[Task brief] Copy out verbatim the lines of the material from the line with "randomisation-branch — [118, 147, 313, 343]" to the line with "week-pin-stem — [563, 488, 567, 519]", both of those lines included.

[Material to process]
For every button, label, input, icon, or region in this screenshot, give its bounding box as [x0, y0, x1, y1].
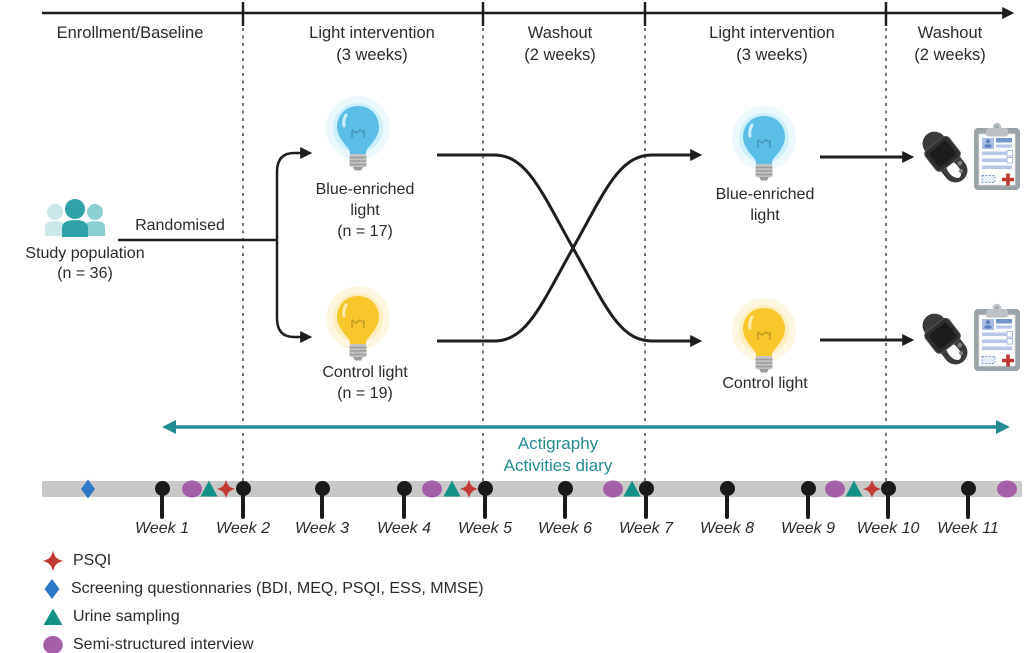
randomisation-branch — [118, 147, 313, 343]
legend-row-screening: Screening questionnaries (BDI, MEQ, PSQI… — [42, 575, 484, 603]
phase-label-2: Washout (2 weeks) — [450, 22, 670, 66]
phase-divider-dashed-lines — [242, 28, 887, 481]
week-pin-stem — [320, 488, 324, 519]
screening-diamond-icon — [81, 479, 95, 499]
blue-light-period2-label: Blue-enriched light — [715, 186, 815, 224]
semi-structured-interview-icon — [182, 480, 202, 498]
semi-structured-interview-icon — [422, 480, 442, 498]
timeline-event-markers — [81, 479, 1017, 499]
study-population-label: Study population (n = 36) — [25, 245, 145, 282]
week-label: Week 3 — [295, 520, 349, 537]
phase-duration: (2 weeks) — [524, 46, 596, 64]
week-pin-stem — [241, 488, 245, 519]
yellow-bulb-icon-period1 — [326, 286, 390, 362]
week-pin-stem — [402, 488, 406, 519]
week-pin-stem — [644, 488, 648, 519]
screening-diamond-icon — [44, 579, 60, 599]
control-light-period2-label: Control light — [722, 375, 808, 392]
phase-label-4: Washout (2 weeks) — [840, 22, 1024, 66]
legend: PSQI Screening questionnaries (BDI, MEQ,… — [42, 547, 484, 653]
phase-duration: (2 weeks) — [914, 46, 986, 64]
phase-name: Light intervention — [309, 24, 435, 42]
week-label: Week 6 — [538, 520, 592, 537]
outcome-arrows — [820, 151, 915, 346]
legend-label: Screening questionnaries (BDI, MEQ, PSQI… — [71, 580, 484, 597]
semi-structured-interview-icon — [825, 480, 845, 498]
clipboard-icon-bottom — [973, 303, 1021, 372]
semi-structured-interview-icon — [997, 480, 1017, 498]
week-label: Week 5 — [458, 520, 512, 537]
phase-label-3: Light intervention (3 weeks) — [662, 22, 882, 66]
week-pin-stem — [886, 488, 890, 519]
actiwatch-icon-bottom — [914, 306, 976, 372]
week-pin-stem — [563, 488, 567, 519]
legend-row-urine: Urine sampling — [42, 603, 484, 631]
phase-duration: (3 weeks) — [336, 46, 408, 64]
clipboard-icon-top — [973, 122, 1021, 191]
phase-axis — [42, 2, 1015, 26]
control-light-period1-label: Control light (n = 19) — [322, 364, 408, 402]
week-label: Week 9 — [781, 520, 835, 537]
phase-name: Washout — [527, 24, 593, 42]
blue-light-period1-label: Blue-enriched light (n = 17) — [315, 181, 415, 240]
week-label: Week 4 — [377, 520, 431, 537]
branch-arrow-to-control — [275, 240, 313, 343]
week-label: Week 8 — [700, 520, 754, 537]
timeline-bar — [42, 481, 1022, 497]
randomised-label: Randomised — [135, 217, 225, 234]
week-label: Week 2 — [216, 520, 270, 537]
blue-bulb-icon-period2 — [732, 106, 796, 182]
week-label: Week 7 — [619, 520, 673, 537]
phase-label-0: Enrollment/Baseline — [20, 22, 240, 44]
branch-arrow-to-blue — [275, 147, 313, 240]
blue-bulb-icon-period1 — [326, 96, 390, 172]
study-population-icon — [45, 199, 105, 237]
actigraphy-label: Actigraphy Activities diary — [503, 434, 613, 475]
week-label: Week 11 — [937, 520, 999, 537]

[Written reply]
randomisation-branch — [118, 147, 313, 343]
legend-row-screening: Screening questionnaries (BDI, MEQ, PSQI… — [42, 575, 484, 603]
phase-label-2: Washout (2 weeks) — [450, 22, 670, 66]
phase-divider-dashed-lines — [242, 28, 887, 481]
week-pin-stem — [320, 488, 324, 519]
screening-diamond-icon — [81, 479, 95, 499]
blue-light-period2-label: Blue-enriched light — [715, 186, 815, 224]
semi-structured-interview-icon — [182, 480, 202, 498]
semi-structured-interview-icon — [422, 480, 442, 498]
timeline-event-markers — [81, 479, 1017, 499]
study-population-label: Study population (n = 36) — [25, 245, 145, 282]
week-label: Week 3 — [295, 520, 349, 537]
phase-duration: (2 weeks) — [524, 46, 596, 64]
week-pin-stem — [241, 488, 245, 519]
yellow-bulb-icon-period1 — [326, 286, 390, 362]
week-pin-stem — [402, 488, 406, 519]
week-pin-stem — [644, 488, 648, 519]
screening-diamond-icon — [44, 579, 60, 599]
control-light-period2-label: Control light — [722, 375, 808, 392]
phase-label-4: Washout (2 weeks) — [840, 22, 1024, 66]
legend: PSQI Screening questionnaries (BDI, MEQ,… — [42, 547, 484, 653]
phase-duration: (2 weeks) — [914, 46, 986, 64]
phase-name: Light intervention — [309, 24, 435, 42]
week-label: Week 6 — [538, 520, 592, 537]
outcome-arrows — [820, 151, 915, 346]
legend-label: Screening questionnaries (BDI, MEQ, PSQI… — [71, 580, 484, 597]
semi-structured-interview-icon — [825, 480, 845, 498]
clipboard-icon-bottom — [973, 303, 1021, 372]
semi-structured-interview-icon — [997, 480, 1017, 498]
week-label: Week 5 — [458, 520, 512, 537]
phase-label-3: Light intervention (3 weeks) — [662, 22, 882, 66]
week-pin-stem — [886, 488, 890, 519]
actiwatch-icon-bottom — [914, 306, 976, 372]
week-pin-stem — [563, 488, 567, 519]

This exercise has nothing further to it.